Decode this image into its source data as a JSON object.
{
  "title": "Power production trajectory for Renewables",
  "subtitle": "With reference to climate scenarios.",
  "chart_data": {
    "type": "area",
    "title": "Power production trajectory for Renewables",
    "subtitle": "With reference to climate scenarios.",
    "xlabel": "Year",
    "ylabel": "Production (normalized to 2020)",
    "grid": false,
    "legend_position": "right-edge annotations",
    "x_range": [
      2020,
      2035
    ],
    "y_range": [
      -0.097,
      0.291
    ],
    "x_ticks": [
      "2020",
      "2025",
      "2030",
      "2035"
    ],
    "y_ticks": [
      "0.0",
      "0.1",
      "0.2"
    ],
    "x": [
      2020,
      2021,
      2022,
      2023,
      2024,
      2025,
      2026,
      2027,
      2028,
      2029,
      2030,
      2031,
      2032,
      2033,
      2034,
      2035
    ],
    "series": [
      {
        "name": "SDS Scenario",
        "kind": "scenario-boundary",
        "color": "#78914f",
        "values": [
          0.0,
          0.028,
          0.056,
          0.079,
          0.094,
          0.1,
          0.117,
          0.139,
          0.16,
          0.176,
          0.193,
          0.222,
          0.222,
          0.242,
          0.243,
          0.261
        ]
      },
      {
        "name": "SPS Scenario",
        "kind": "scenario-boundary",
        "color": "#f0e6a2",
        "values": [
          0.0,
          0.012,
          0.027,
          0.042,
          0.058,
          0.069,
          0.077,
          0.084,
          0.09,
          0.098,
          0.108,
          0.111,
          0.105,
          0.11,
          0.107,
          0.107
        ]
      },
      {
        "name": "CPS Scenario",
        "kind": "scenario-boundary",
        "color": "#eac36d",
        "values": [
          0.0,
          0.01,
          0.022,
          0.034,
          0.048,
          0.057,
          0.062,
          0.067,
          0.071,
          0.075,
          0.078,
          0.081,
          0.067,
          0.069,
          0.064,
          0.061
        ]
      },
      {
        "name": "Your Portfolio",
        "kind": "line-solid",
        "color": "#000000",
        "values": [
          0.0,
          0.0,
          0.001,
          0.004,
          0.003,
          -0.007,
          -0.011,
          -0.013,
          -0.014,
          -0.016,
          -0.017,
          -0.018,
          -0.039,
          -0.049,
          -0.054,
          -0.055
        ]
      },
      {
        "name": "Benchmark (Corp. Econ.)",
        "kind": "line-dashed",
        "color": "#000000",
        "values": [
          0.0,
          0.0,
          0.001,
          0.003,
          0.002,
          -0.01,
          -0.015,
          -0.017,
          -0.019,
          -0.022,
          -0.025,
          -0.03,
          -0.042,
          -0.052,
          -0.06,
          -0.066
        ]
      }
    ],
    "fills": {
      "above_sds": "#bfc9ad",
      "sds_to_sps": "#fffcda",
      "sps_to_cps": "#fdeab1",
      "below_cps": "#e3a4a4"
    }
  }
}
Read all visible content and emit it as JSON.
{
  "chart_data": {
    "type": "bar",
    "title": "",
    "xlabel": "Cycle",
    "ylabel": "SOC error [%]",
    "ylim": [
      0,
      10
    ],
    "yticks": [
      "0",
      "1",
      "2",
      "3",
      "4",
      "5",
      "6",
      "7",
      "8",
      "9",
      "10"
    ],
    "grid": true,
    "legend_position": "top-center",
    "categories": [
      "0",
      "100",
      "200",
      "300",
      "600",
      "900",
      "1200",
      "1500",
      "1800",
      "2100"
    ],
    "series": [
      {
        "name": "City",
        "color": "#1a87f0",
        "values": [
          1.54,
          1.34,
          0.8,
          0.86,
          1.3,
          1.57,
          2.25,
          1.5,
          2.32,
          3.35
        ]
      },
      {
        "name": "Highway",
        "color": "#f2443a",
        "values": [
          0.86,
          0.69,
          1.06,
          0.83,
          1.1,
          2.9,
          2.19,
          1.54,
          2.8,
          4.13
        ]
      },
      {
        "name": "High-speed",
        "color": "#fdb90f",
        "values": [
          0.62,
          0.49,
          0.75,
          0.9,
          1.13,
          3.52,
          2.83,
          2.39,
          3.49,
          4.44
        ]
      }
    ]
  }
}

# Task description
Determine the number of lines where the string "trajectory" occurs, and give that number only.

# Response below
2